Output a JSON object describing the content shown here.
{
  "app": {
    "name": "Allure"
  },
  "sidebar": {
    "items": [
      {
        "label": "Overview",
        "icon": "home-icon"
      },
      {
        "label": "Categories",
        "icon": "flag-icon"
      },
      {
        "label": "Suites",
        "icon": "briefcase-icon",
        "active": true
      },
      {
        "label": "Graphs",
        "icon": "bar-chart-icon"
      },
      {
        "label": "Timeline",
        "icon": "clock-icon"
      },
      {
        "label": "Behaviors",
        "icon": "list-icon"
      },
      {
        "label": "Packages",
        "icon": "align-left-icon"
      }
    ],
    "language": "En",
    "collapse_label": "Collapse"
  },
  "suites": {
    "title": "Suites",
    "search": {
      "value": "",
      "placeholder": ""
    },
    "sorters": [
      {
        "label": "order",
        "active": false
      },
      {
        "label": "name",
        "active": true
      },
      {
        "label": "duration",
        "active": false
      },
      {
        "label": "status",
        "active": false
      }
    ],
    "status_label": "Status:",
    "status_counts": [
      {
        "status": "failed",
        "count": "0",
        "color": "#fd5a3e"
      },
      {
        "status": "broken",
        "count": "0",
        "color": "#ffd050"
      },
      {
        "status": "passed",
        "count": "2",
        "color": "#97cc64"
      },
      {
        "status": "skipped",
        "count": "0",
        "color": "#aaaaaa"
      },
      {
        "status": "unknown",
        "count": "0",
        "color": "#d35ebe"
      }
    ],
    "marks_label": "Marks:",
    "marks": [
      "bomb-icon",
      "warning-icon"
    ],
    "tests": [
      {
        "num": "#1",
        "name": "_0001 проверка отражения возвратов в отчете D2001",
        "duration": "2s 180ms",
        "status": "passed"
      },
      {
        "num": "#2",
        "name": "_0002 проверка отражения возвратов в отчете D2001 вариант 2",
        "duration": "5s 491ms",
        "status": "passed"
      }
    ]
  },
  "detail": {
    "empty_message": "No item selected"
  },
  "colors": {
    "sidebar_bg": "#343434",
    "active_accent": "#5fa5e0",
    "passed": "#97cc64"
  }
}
__________
What you need to do: Each of the records should be retyped exactly.

Solution to the problem:
Output a JSON object describing the content shown here.
{
  "app": {
    "name": "Allure"
  },
  "sidebar": {
    "items": [
      {
        "label": "Overview",
        "icon": "home-icon"
      },
      {
        "label": "Categories",
        "icon": "flag-icon"
      },
      {
        "label": "Suites",
        "icon": "briefcase-icon",
        "active": true
      },
      {
        "label": "Graphs",
        "icon": "bar-chart-icon"
      },
      {
        "label": "Timeline",
        "icon": "clock-icon"
      },
      {
        "label": "Behaviors",
        "icon": "list-icon"
      },
      {
        "label": "Packages",
        "icon": "align-left-icon"
      }
    ],
    "language": "En",
    "collapse_label": "Collapse"
  },
  "suites": {
    "title": "Suites",
    "search": {
      "value": "",
      "placeholder": ""
    },
    "sorters": [
      {
        "label": "order",
        "active": false
      },
      {
        "label": "name",
        "active": true
      },
      {
        "label": "duration",
        "active": false
      },
      {
        "label": "status",
        "active": false
      }
    ],
    "status_label": "Status:",
    "status_counts": [
      {
        "status": "failed",
        "count": "0",
        "color": "#fd5a3e"
      },
      {
        "status": "broken",
        "count": "0",
        "color": "#ffd050"
      },
      {
        "status": "passed",
        "count": "2",
        "color": "#97cc64"
      },
      {
        "status": "skipped",
        "count": "0",
        "color": "#aaaaaa"
      },
      {
        "status": "unknown",
        "count": "0",
        "color": "#d35ebe"
      }
    ],
    "marks_label": "Marks:",
    "marks": [
      "bomb-icon",
      "warning-icon"
    ],
    "tests": [
      {
        "num": "#1",
        "name": "_0001 проверка отражения возвратов в отчете D2001",
        "duration": "2s 180ms",
        "status": "passed"
      },
      {
        "num": "#2",
        "name": "_0002 проверка отражения возвратов в отчете D2001 вариант 2",
        "duration": "5s 491ms",
        "status": "passed"
      }
    ]
  },
  "detail": {
    "empty_message": "No item selected"
  },
  "colors": {
    "sidebar_bg": "#343434",
    "active_accent": "#5fa5e0",
    "passed": "#97cc64"
  }
}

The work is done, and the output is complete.